• **YOUR INSTRUCTIONS**
Copy every record word for word.

══ RECORDS

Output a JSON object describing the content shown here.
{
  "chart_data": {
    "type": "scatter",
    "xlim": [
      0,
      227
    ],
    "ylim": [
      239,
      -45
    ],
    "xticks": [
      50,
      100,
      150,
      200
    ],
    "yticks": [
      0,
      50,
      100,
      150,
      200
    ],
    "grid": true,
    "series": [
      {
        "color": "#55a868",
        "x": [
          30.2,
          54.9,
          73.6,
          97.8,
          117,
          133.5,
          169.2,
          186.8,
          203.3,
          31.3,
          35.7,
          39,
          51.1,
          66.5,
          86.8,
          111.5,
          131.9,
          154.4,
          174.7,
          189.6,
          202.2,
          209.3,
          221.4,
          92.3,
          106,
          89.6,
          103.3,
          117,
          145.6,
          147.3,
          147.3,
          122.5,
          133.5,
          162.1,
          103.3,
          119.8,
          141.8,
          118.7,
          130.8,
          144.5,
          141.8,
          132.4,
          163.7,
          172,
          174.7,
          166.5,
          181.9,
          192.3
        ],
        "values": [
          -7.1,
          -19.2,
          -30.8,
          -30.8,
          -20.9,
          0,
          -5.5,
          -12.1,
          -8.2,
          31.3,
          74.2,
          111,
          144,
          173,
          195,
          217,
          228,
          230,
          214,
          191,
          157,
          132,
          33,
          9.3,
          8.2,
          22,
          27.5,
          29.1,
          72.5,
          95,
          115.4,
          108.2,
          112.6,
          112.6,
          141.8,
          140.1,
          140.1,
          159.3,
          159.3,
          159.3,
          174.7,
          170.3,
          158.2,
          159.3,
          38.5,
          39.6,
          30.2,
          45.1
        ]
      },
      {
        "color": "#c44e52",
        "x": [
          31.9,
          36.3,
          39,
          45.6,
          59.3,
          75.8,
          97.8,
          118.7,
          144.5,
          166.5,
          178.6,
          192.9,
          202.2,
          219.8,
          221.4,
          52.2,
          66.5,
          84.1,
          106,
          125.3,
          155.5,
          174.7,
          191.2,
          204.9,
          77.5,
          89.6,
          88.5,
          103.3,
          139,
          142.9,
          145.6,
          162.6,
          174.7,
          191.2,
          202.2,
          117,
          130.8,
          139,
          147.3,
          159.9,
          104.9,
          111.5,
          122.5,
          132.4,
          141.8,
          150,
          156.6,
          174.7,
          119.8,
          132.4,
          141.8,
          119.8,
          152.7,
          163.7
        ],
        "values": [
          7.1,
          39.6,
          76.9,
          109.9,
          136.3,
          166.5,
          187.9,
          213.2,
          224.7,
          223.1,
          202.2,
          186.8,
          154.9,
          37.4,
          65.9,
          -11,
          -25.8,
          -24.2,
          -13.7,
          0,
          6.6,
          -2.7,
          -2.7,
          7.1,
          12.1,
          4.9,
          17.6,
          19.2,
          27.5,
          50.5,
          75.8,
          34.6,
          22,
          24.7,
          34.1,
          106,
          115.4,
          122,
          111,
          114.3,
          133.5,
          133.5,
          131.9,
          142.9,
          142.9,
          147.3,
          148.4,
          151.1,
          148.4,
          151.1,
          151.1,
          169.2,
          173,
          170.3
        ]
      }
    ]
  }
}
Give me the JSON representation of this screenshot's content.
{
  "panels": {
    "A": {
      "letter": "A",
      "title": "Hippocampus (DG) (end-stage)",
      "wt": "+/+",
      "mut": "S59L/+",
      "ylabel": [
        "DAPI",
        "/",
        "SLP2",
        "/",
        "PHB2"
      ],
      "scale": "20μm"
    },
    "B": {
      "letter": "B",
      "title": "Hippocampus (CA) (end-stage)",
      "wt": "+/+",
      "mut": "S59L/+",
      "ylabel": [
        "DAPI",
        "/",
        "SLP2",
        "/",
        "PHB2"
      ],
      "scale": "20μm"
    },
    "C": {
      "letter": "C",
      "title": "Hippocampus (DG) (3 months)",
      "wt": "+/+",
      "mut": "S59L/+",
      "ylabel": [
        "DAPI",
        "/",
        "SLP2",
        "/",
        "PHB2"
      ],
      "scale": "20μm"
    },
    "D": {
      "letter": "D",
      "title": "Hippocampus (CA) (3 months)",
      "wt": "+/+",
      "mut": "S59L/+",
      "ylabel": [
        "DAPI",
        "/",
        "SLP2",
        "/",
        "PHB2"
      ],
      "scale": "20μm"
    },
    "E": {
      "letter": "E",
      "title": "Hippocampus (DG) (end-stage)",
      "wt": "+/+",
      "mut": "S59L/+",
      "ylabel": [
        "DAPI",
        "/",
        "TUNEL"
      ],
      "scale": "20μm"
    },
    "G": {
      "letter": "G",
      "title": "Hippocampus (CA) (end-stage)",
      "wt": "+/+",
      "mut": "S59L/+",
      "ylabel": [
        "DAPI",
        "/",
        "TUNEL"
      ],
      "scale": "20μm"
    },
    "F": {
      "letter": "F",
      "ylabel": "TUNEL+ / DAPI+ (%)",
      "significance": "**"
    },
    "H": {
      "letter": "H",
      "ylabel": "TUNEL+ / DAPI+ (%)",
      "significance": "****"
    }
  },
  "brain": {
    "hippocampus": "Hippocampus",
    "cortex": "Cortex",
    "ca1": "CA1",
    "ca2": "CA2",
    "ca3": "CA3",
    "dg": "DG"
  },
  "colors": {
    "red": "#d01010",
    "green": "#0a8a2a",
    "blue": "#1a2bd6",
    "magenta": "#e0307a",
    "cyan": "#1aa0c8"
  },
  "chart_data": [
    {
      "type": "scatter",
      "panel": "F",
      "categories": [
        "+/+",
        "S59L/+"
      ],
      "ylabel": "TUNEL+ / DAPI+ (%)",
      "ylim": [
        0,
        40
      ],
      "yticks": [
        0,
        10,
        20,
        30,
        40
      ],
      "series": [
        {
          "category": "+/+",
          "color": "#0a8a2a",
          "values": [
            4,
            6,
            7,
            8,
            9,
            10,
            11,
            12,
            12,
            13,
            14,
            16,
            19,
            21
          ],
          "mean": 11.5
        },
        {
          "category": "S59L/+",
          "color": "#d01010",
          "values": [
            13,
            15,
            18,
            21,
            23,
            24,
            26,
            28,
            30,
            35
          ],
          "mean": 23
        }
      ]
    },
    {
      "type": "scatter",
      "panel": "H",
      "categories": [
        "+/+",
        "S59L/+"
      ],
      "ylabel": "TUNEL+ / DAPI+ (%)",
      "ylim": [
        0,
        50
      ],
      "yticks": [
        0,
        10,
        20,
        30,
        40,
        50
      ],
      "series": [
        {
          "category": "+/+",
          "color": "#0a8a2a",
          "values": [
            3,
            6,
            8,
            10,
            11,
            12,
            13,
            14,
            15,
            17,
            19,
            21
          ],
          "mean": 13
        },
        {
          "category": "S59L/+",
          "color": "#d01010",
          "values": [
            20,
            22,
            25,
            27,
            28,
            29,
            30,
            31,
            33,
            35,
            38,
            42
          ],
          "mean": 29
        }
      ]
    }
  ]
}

════

• **RIGHT ANSWER**
Output a JSON object describing the content shown here.
{
  "chart_data": {
    "type": "scatter",
    "xlim": [
      0,
      227
    ],
    "ylim": [
      239,
      -45
    ],
    "xticks": [
      50,
      100,
      150,
      200
    ],
    "yticks": [
      0,
      50,
      100,
      150,
      200
    ],
    "grid": true,
    "series": [
      {
        "color": "#55a868",
        "x": [
          30.2,
          54.9,
          73.6,
          97.8,
          117,
          133.5,
          169.2,
          186.8,
          203.3,
          31.3,
          35.7,
          39,
          51.1,
          66.5,
          86.8,
          111.5,
          131.9,
          154.4,
          174.7,
          189.6,
          202.2,
          209.3,
          221.4,
          92.3,
          106,
          89.6,
          103.3,
          117,
          145.6,
          147.3,
          147.3,
          122.5,
          133.5,
          162.1,
          103.3,
          119.8,
          141.8,
          118.7,
          130.8,
          144.5,
          141.8,
          132.4,
          163.7,
          172,
          174.7,
          166.5,
          181.9,
          192.3
        ],
        "values": [
          -7.1,
          -19.2,
          -30.8,
          -30.8,
          -20.9,
          0,
          -5.5,
          -12.1,
          -8.2,
          31.3,
          74.2,
          111,
          144,
          173,
          195,
          217,
          228,
          230,
          214,
          191,
          157,
          132,
          33,
          9.3,
          8.2,
          22,
          27.5,
          29.1,
          72.5,
          95,
          115.4,
          108.2,
          112.6,
          112.6,
          141.8,
          140.1,
          140.1,
          159.3,
          159.3,
          159.3,
          174.7,
          170.3,
          158.2,
          159.3,
          38.5,
          39.6,
          30.2,
          45.1
        ]
      },
      {
        "color": "#c44e52",
        "x": [
          31.9,
          36.3,
          39,
          45.6,
          59.3,
          75.8,
          97.8,
          118.7,
          144.5,
          166.5,
          178.6,
          192.9,
          202.2,
          219.8,
          221.4,
          52.2,
          66.5,
          84.1,
          106,
          125.3,
          155.5,
          174.7,
          191.2,
          204.9,
          77.5,
          89.6,
          88.5,
          103.3,
          139,
          142.9,
          145.6,
          162.6,
          174.7,
          191.2,
          202.2,
          117,
          130.8,
          139,
          147.3,
          159.9,
          104.9,
          111.5,
          122.5,
          132.4,
          141.8,
          150,
          156.6,
          174.7,
          119.8,
          132.4,
          141.8,
          119.8,
          152.7,
          163.7
        ],
        "values": [
          7.1,
          39.6,
          76.9,
          109.9,
          136.3,
          166.5,
          187.9,
          213.2,
          224.7,
          223.1,
          202.2,
          186.8,
          154.9,
          37.4,
          65.9,
          -11,
          -25.8,
          -24.2,
          -13.7,
          0,
          6.6,
          -2.7,
          -2.7,
          7.1,
          12.1,
          4.9,
          17.6,
          19.2,
          27.5,
          50.5,
          75.8,
          34.6,
          22,
          24.7,
          34.1,
          106,
          115.4,
          122,
          111,
          114.3,
          133.5,
          133.5,
          131.9,
          142.9,
          142.9,
          147.3,
          148.4,
          151.1,
          148.4,
          151.1,
          151.1,
          169.2,
          173,
          170.3
        ]
      }
    ]
  }
}
Give me the JSON representation of this screenshot's content.
{
  "panels": {
    "A": {
      "letter": "A",
      "title": "Hippocampus (DG) (end-stage)",
      "wt": "+/+",
      "mut": "S59L/+",
      "ylabel": [
        "DAPI",
        "/",
        "SLP2",
        "/",
        "PHB2"
      ],
      "scale": "20μm"
    },
    "B": {
      "letter": "B",
      "title": "Hippocampus (CA) (end-stage)",
      "wt": "+/+",
      "mut": "S59L/+",
      "ylabel": [
        "DAPI",
        "/",
        "SLP2",
        "/",
        "PHB2"
      ],
      "scale": "20μm"
    },
    "C": {
      "letter": "C",
      "title": "Hippocampus (DG) (3 months)",
      "wt": "+/+",
      "mut": "S59L/+",
      "ylabel": [
        "DAPI",
        "/",
        "SLP2",
        "/",
        "PHB2"
      ],
      "scale": "20μm"
    },
    "D": {
      "letter": "D",
      "title": "Hippocampus (CA) (3 months)",
      "wt": "+/+",
      "mut": "S59L/+",
      "ylabel": [
        "DAPI",
        "/",
        "SLP2",
        "/",
        "PHB2"
      ],
      "scale": "20μm"
    },
    "E": {
      "letter": "E",
      "title": "Hippocampus (DG) (end-stage)",
      "wt": "+/+",
      "mut": "S59L/+",
      "ylabel": [
        "DAPI",
        "/",
        "TUNEL"
      ],
      "scale": "20μm"
    },
    "G": {
      "letter": "G",
      "title": "Hippocampus (CA) (end-stage)",
      "wt": "+/+",
      "mut": "S59L/+",
      "ylabel": [
        "DAPI",
        "/",
        "TUNEL"
      ],
      "scale": "20μm"
    },
    "F": {
      "letter": "F",
      "ylabel": "TUNEL+ / DAPI+ (%)",
      "significance": "**"
    },
    "H": {
      "letter": "H",
      "ylabel": "TUNEL+ / DAPI+ (%)",
      "significance": "****"
    }
  },
  "brain": {
    "hippocampus": "Hippocampus",
    "cortex": "Cortex",
    "ca1": "CA1",
    "ca2": "CA2",
    "ca3": "CA3",
    "dg": "DG"
  },
  "colors": {
    "red": "#d01010",
    "green": "#0a8a2a",
    "blue": "#1a2bd6",
    "magenta": "#e0307a",
    "cyan": "#1aa0c8"
  },
  "chart_data": [
    {
      "type": "scatter",
      "panel": "F",
      "categories": [
        "+/+",
        "S59L/+"
      ],
      "ylabel": "TUNEL+ / DAPI+ (%)",
      "ylim": [
        0,
        40
      ],
      "yticks": [
        0,
        10,
        20,
        30,
        40
      ],
      "series": [
        {
          "category": "+/+",
          "color": "#0a8a2a",
          "values": [
            4,
            6,
            7,
            8,
            9,
            10,
            11,
            12,
            12,
            13,
            14,
            16,
            19,
            21
          ],
          "mean": 11.5
        },
        {
          "category": "S59L/+",
          "color": "#d01010",
          "values": [
            13,
            15,
            18,
            21,
            23,
            24,
            26,
            28,
            30,
            35
          ],
          "mean": 23
        }
      ]
    },
    {
      "type": "scatter",
      "panel": "H",
      "categories": [
        "+/+",
        "S59L/+"
      ],
      "ylabel": "TUNEL+ / DAPI+ (%)",
      "ylim": [
        0,
        50
      ],
      "yticks": [
        0,
        10,
        20,
        30,
        40,
        50
      ],
      "series": [
        {
          "category": "+/+",
          "color": "#0a8a2a",
          "values": [
            3,
            6,
            8,
            10,
            11,
            12,
            13,
            14,
            15,
            17,
            19,
            21
          ],
          "mean": 13
        },
        {
          "category": "S59L/+",
          "color": "#d01010",
          "values": [
            20,
            22,
            25,
            27,
            28,
            29,
            30,
            31,
            33,
            35,
            38,
            42
          ],
          "mean": 29
        }
      ]
    }
  ]
}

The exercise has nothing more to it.